» Exercise details
Copy out each line below exactly as it appears.

» Provided entries

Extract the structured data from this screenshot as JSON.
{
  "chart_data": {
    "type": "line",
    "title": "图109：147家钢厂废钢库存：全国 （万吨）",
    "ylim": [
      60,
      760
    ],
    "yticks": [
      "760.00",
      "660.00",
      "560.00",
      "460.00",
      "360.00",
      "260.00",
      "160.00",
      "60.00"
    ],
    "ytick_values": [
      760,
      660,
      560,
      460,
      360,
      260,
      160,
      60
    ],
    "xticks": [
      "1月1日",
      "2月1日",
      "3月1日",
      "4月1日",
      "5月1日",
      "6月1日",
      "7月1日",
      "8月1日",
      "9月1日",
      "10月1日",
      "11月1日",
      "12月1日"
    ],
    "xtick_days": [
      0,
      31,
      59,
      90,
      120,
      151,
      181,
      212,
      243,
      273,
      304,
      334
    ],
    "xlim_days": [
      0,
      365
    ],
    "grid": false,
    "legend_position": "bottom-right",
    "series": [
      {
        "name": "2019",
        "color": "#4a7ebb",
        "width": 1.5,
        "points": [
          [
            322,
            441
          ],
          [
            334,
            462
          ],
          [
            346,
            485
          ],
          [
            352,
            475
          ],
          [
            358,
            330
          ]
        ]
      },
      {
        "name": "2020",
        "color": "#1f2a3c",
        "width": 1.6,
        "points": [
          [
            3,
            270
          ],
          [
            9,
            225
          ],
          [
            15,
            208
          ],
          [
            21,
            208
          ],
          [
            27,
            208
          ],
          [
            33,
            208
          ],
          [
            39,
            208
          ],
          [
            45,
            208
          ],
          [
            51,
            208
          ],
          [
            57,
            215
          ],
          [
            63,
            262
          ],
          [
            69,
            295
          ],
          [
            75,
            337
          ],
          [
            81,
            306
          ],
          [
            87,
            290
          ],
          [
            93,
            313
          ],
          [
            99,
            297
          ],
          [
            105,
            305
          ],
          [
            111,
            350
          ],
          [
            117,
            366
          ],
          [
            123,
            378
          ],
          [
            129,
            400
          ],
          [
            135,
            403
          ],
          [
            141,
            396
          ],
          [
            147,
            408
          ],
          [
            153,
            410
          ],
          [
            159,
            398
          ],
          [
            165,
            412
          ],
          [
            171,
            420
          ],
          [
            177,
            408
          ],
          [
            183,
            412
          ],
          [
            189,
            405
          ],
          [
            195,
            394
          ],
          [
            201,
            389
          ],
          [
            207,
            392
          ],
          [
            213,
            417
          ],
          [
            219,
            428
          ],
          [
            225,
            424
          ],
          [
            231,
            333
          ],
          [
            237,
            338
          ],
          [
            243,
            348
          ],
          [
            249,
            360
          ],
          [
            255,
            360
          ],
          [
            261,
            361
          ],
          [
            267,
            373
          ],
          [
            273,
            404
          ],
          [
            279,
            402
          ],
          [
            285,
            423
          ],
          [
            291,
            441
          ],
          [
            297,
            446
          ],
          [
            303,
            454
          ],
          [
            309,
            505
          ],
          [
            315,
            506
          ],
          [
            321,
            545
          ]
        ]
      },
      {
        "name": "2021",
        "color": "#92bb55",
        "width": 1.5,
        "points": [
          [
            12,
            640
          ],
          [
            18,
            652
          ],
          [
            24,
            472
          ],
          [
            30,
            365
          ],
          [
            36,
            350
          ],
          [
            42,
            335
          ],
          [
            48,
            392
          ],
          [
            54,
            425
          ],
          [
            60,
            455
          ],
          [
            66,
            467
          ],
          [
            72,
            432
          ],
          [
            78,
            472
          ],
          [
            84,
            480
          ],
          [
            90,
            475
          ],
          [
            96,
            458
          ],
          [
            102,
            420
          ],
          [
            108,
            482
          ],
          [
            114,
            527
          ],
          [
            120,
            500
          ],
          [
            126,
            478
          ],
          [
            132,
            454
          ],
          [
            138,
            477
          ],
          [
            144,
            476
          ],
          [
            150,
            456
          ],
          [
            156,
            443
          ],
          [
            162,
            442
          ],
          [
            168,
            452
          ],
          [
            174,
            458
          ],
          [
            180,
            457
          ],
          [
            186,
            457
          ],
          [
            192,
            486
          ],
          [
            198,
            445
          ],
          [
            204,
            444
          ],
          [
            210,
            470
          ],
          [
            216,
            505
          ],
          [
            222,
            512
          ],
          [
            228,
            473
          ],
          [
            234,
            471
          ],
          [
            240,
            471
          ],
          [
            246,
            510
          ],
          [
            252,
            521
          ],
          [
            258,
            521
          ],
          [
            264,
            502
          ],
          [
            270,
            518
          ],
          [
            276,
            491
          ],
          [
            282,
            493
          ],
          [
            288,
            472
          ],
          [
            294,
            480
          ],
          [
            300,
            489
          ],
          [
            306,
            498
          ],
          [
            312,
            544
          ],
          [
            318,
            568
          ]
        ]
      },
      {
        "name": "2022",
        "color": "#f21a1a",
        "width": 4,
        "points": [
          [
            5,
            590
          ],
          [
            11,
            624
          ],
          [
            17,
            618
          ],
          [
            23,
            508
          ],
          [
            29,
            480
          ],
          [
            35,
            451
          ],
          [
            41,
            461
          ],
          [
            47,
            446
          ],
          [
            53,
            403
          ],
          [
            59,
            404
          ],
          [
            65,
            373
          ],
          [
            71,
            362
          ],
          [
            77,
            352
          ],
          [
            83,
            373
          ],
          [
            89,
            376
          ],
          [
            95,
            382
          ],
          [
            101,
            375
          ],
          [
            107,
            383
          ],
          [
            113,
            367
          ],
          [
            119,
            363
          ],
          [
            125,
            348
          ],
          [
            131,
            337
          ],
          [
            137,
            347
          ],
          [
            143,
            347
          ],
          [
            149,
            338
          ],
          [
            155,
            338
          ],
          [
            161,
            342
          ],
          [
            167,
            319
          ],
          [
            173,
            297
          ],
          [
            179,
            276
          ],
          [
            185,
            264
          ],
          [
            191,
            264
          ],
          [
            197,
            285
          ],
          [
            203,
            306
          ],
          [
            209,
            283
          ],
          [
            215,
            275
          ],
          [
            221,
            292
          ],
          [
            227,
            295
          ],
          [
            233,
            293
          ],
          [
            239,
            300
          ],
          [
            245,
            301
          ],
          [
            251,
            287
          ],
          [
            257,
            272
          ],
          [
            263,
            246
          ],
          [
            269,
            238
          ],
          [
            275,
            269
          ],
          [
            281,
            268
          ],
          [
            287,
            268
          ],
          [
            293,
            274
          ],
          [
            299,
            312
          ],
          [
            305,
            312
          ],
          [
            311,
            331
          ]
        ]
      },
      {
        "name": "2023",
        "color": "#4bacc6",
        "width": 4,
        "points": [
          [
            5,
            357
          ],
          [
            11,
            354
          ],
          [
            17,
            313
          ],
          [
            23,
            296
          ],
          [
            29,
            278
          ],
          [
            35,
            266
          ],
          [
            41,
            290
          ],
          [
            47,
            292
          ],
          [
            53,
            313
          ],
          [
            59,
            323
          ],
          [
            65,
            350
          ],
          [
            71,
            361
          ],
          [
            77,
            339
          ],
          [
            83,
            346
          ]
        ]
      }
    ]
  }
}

» Result
Extract the structured data from this screenshot as JSON.
{
  "chart_data": {
    "type": "line",
    "title": "图109：147家钢厂废钢库存：全国 （万吨）",
    "ylim": [
      60,
      760
    ],
    "yticks": [
      "760.00",
      "660.00",
      "560.00",
      "460.00",
      "360.00",
      "260.00",
      "160.00",
      "60.00"
    ],
    "ytick_values": [
      760,
      660,
      560,
      460,
      360,
      260,
      160,
      60
    ],
    "xticks": [
      "1月1日",
      "2月1日",
      "3月1日",
      "4月1日",
      "5月1日",
      "6月1日",
      "7月1日",
      "8月1日",
      "9月1日",
      "10月1日",
      "11月1日",
      "12月1日"
    ],
    "xtick_days": [
      0,
      31,
      59,
      90,
      120,
      151,
      181,
      212,
      243,
      273,
      304,
      334
    ],
    "xlim_days": [
      0,
      365
    ],
    "grid": false,
    "legend_position": "bottom-right",
    "series": [
      {
        "name": "2019",
        "color": "#4a7ebb",
        "width": 1.5,
        "points": [
          [
            322,
            441
          ],
          [
            334,
            462
          ],
          [
            346,
            485
          ],
          [
            352,
            475
          ],
          [
            358,
            330
          ]
        ]
      },
      {
        "name": "2020",
        "color": "#1f2a3c",
        "width": 1.6,
        "points": [
          [
            3,
            270
          ],
          [
            9,
            225
          ],
          [
            15,
            208
          ],
          [
            21,
            208
          ],
          [
            27,
            208
          ],
          [
            33,
            208
          ],
          [
            39,
            208
          ],
          [
            45,
            208
          ],
          [
            51,
            208
          ],
          [
            57,
            215
          ],
          [
            63,
            262
          ],
          [
            69,
            295
          ],
          [
            75,
            337
          ],
          [
            81,
            306
          ],
          [
            87,
            290
          ],
          [
            93,
            313
          ],
          [
            99,
            297
          ],
          [
            105,
            305
          ],
          [
            111,
            350
          ],
          [
            117,
            366
          ],
          [
            123,
            378
          ],
          [
            129,
            400
          ],
          [
            135,
            403
          ],
          [
            141,
            396
          ],
          [
            147,
            408
          ],
          [
            153,
            410
          ],
          [
            159,
            398
          ],
          [
            165,
            412
          ],
          [
            171,
            420
          ],
          [
            177,
            408
          ],
          [
            183,
            412
          ],
          [
            189,
            405
          ],
          [
            195,
            394
          ],
          [
            201,
            389
          ],
          [
            207,
            392
          ],
          [
            213,
            417
          ],
          [
            219,
            428
          ],
          [
            225,
            424
          ],
          [
            231,
            333
          ],
          [
            237,
            338
          ],
          [
            243,
            348
          ],
          [
            249,
            360
          ],
          [
            255,
            360
          ],
          [
            261,
            361
          ],
          [
            267,
            373
          ],
          [
            273,
            404
          ],
          [
            279,
            402
          ],
          [
            285,
            423
          ],
          [
            291,
            441
          ],
          [
            297,
            446
          ],
          [
            303,
            454
          ],
          [
            309,
            505
          ],
          [
            315,
            506
          ],
          [
            321,
            545
          ]
        ]
      },
      {
        "name": "2021",
        "color": "#92bb55",
        "width": 1.5,
        "points": [
          [
            12,
            640
          ],
          [
            18,
            652
          ],
          [
            24,
            472
          ],
          [
            30,
            365
          ],
          [
            36,
            350
          ],
          [
            42,
            335
          ],
          [
            48,
            392
          ],
          [
            54,
            425
          ],
          [
            60,
            455
          ],
          [
            66,
            467
          ],
          [
            72,
            432
          ],
          [
            78,
            472
          ],
          [
            84,
            480
          ],
          [
            90,
            475
          ],
          [
            96,
            458
          ],
          [
            102,
            420
          ],
          [
            108,
            482
          ],
          [
            114,
            527
          ],
          [
            120,
            500
          ],
          [
            126,
            478
          ],
          [
            132,
            454
          ],
          [
            138,
            477
          ],
          [
            144,
            476
          ],
          [
            150,
            456
          ],
          [
            156,
            443
          ],
          [
            162,
            442
          ],
          [
            168,
            452
          ],
          [
            174,
            458
          ],
          [
            180,
            457
          ],
          [
            186,
            457
          ],
          [
            192,
            486
          ],
          [
            198,
            445
          ],
          [
            204,
            444
          ],
          [
            210,
            470
          ],
          [
            216,
            505
          ],
          [
            222,
            512
          ],
          [
            228,
            473
          ],
          [
            234,
            471
          ],
          [
            240,
            471
          ],
          [
            246,
            510
          ],
          [
            252,
            521
          ],
          [
            258,
            521
          ],
          [
            264,
            502
          ],
          [
            270,
            518
          ],
          [
            276,
            491
          ],
          [
            282,
            493
          ],
          [
            288,
            472
          ],
          [
            294,
            480
          ],
          [
            300,
            489
          ],
          [
            306,
            498
          ],
          [
            312,
            544
          ],
          [
            318,
            568
          ]
        ]
      },
      {
        "name": "2022",
        "color": "#f21a1a",
        "width": 4,
        "points": [
          [
            5,
            590
          ],
          [
            11,
            624
          ],
          [
            17,
            618
          ],
          [
            23,
            508
          ],
          [
            29,
            480
          ],
          [
            35,
            451
          ],
          [
            41,
            461
          ],
          [
            47,
            446
          ],
          [
            53,
            403
          ],
          [
            59,
            404
          ],
          [
            65,
            373
          ],
          [
            71,
            362
          ],
          [
            77,
            352
          ],
          [
            83,
            373
          ],
          [
            89,
            376
          ],
          [
            95,
            382
          ],
          [
            101,
            375
          ],
          [
            107,
            383
          ],
          [
            113,
            367
          ],
          [
            119,
            363
          ],
          [
            125,
            348
          ],
          [
            131,
            337
          ],
          [
            137,
            347
          ],
          [
            143,
            347
          ],
          [
            149,
            338
          ],
          [
            155,
            338
          ],
          [
            161,
            342
          ],
          [
            167,
            319
          ],
          [
            173,
            297
          ],
          [
            179,
            276
          ],
          [
            185,
            264
          ],
          [
            191,
            264
          ],
          [
            197,
            285
          ],
          [
            203,
            306
          ],
          [
            209,
            283
          ],
          [
            215,
            275
          ],
          [
            221,
            292
          ],
          [
            227,
            295
          ],
          [
            233,
            293
          ],
          [
            239,
            300
          ],
          [
            245,
            301
          ],
          [
            251,
            287
          ],
          [
            257,
            272
          ],
          [
            263,
            246
          ],
          [
            269,
            238
          ],
          [
            275,
            269
          ],
          [
            281,
            268
          ],
          [
            287,
            268
          ],
          [
            293,
            274
          ],
          [
            299,
            312
          ],
          [
            305,
            312
          ],
          [
            311,
            331
          ]
        ]
      },
      {
        "name": "2023",
        "color": "#4bacc6",
        "width": 4,
        "points": [
          [
            5,
            357
          ],
          [
            11,
            354
          ],
          [
            17,
            313
          ],
          [
            23,
            296
          ],
          [
            29,
            278
          ],
          [
            35,
            266
          ],
          [
            41,
            290
          ],
          [
            47,
            292
          ],
          [
            53,
            313
          ],
          [
            59,
            323
          ],
          [
            65,
            350
          ],
          [
            71,
            361
          ],
          [
            77,
            339
          ],
          [
            83,
            346
          ]
        ]
      }
    ]
  }
}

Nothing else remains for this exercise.